• TASK TO CARRY OUT: From the listing below, return each line that includes "page".

• DATASET CONTENT:
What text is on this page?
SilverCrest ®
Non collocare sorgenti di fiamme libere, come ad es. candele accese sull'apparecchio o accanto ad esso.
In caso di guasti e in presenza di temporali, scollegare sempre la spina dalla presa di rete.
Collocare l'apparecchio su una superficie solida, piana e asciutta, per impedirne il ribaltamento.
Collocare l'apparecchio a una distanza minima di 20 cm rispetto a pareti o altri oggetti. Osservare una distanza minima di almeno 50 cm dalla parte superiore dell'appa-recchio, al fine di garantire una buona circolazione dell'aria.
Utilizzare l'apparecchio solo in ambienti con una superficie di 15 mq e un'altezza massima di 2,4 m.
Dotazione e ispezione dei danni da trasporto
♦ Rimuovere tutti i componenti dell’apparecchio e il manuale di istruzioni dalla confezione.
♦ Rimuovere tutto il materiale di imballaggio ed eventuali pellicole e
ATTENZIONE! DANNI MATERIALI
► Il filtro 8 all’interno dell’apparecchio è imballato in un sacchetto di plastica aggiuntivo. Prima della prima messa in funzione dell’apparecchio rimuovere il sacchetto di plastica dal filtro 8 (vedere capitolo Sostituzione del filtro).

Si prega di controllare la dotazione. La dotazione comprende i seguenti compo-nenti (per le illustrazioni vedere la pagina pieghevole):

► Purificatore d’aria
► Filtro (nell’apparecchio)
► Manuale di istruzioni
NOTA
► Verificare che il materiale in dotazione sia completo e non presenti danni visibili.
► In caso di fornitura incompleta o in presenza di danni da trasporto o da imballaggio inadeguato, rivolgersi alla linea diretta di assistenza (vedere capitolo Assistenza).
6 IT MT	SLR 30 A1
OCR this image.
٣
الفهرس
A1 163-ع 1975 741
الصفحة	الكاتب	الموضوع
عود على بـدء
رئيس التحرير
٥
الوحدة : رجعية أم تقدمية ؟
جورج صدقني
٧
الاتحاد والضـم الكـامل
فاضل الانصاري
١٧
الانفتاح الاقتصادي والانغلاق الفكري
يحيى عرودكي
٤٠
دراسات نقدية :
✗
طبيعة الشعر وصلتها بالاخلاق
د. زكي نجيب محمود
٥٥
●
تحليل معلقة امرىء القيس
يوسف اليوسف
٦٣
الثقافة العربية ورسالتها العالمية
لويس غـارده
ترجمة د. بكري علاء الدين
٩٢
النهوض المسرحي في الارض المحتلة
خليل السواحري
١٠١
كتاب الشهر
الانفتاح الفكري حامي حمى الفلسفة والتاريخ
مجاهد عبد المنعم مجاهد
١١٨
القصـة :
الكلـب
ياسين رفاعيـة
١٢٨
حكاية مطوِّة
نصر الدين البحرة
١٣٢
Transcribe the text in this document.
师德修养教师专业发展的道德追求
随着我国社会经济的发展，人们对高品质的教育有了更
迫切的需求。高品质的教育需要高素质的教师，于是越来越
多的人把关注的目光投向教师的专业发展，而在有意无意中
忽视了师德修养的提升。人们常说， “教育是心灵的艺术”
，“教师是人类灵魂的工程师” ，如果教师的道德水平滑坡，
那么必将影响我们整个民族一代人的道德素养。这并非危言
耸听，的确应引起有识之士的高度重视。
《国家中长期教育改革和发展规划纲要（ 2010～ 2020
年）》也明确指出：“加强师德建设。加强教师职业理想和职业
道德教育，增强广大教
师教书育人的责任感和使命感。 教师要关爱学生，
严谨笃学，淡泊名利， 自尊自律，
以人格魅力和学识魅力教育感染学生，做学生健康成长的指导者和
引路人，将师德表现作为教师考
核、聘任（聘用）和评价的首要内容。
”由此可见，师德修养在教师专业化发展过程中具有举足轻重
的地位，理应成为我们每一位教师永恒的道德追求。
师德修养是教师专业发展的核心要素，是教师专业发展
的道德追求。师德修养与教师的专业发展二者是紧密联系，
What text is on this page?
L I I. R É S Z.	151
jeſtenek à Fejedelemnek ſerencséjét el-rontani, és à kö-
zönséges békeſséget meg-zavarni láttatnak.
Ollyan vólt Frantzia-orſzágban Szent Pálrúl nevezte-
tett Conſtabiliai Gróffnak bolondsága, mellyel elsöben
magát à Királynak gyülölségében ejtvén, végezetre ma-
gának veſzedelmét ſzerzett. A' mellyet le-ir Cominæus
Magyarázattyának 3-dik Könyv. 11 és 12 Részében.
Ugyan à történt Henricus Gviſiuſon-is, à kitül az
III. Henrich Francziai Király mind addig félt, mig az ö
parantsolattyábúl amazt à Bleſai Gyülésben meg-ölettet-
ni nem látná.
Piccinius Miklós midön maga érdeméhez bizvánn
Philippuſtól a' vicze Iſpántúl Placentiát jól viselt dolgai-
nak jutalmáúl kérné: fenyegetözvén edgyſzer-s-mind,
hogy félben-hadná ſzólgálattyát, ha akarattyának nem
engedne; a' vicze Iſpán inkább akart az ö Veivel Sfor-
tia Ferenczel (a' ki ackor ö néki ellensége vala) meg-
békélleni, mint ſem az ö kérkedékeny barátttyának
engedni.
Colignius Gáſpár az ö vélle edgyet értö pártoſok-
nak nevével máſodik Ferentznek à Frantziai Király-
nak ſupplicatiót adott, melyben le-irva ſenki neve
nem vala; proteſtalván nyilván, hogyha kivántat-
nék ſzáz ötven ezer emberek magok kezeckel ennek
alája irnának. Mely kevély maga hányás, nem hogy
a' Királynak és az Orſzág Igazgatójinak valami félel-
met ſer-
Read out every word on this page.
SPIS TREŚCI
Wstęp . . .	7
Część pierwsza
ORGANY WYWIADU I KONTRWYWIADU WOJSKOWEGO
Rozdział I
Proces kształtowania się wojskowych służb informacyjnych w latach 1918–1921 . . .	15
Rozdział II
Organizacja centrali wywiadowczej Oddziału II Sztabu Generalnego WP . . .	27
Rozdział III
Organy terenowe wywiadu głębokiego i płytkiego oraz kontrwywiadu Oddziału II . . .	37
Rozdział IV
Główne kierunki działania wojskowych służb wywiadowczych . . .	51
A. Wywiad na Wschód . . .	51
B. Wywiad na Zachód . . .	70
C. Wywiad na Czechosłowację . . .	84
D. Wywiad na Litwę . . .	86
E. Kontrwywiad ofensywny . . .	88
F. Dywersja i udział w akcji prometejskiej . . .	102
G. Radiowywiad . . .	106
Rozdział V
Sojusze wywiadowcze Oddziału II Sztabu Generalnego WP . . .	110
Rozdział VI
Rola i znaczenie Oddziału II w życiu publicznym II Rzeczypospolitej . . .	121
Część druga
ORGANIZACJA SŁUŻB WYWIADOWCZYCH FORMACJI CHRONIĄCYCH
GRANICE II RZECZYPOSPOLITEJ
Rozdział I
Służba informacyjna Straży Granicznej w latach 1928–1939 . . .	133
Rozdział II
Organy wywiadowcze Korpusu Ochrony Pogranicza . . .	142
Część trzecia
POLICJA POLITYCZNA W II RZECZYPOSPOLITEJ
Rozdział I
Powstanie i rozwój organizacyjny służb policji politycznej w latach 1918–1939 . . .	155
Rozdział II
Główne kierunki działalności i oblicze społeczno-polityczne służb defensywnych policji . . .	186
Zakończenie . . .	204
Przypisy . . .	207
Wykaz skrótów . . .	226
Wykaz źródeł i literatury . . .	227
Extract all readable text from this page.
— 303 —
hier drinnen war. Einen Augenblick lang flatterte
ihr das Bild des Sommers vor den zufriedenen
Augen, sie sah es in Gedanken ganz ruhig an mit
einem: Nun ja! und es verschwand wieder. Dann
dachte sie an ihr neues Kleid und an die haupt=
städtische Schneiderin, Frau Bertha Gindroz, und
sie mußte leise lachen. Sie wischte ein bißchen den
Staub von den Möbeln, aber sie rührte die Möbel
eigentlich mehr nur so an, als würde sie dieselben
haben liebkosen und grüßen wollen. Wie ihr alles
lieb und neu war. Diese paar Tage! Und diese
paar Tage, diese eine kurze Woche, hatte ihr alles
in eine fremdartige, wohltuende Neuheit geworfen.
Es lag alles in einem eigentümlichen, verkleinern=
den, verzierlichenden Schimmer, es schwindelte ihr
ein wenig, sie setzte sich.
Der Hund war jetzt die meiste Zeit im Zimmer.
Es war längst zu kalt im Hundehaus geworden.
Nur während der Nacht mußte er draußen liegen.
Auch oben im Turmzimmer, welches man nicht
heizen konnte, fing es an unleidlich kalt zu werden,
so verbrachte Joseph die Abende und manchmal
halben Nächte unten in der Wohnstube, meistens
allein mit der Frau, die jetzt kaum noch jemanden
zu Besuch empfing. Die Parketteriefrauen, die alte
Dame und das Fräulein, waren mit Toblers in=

• REPLY:
What text is on this page?
What text is on this page?
Read out every word on this page.
Extract all readable text from this page.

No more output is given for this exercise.